* _To-do list_:
A: In the excerpt from The Promise of Cinema, whose work do Max Brod and Rudolf Thomas draw on heavily to praise the erotic pleasures of cinema?
B: Carry on the excerpt from The Promise of Cinema about Brod and Thomas's booklet, picking up right after its final sentence.

* _Document section_:
+ + + + + + +

The Promise of Cinema by Kaes Anton; Baer Nicholas; Cowan Michael
Author:Kaes, Anton; Baer, Nicholas; Cowan, Michael
Language: eng
Format: epub
Publisher: University of California Press
In this final section of their thirty-one-page booklet, Max Brod and Rudolf Thomas draw heavily on the work of Béla Balázs to praise the erotic pleasures of cinema, especially through the technique of the close-up. They quote at length from the section of Visible Man on Asta Nielsen—a section that Balázs had adapted from his article on Nielsen included in chapter 4 (no. 51). Much like the model of “film illusion” in a previous article (no. 151), the authors’ paean to the pleasures of magnified female body parts here looks forward to the psychoanalytic theory of Laura Mulvey, who drew on Freud to characterize fetishistic scopophilia as a means of assuaging male castration anxiety by isolating an object in close-up and “transforming it into something satisfying in itself.”1 Mulvey associated fetishistic scopophilia with the cult of female stars, and above all with the work of Josef von Sternberg and Marlene Dietrich.

+ + + + + + +

* _Source data_:
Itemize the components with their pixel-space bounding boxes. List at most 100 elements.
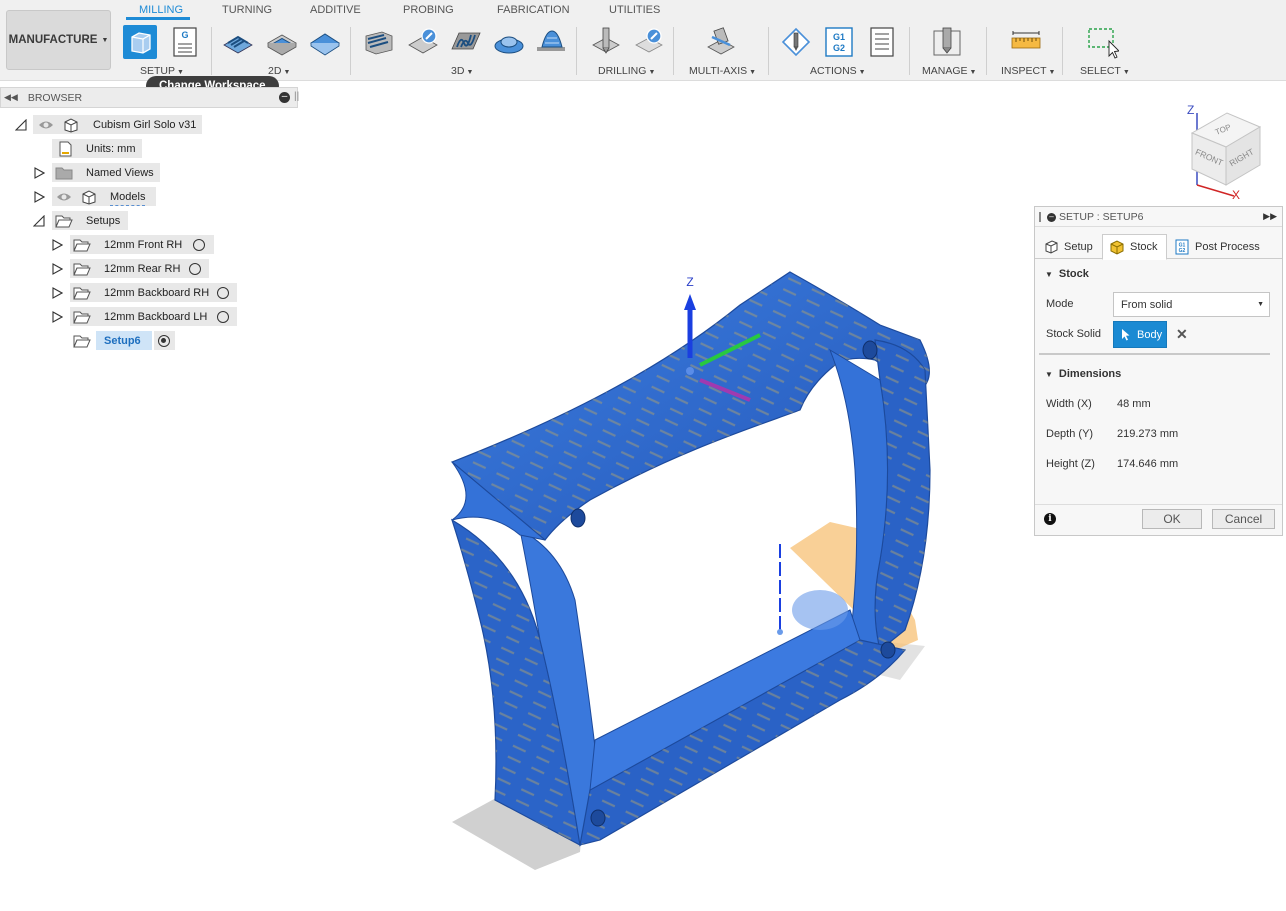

+ + + + + + +

* _Task results_:
A: Béla Balázs

B:
The close-up is the director’s index finger. If he wishes to say, “Look at what beautiful legs Anny Ondra has,”2 he places the camera so close to the diva that we see only her legs. An elegant and charming smile or a laugh full of zest for life becomes more intense when the face extends over the entire screen. The Russians have gone even further, placing the lens so close to the object that only a part of the face appears in the picture. One cannot express the idleness of a rich landowner more monumentally than by a showing the thick rolls of fat on the back of his neck, along with a few furrows in the skin appearing as deep as Alpine valleys. Here we have a new perspective—man under the microscope—that allows nothing repulsive to remain hidden. In the French film La Glace à trois faces [The three-sided mirror],3 the camera is mounted right onto the hood of an automobile. It captures the dangers of a race by showing nothing but the driver’s eyes peering out anxiously and his mouth, which, for all its resolute will power, nonetheless twitches with fear. Here, too, film has a revelatory function.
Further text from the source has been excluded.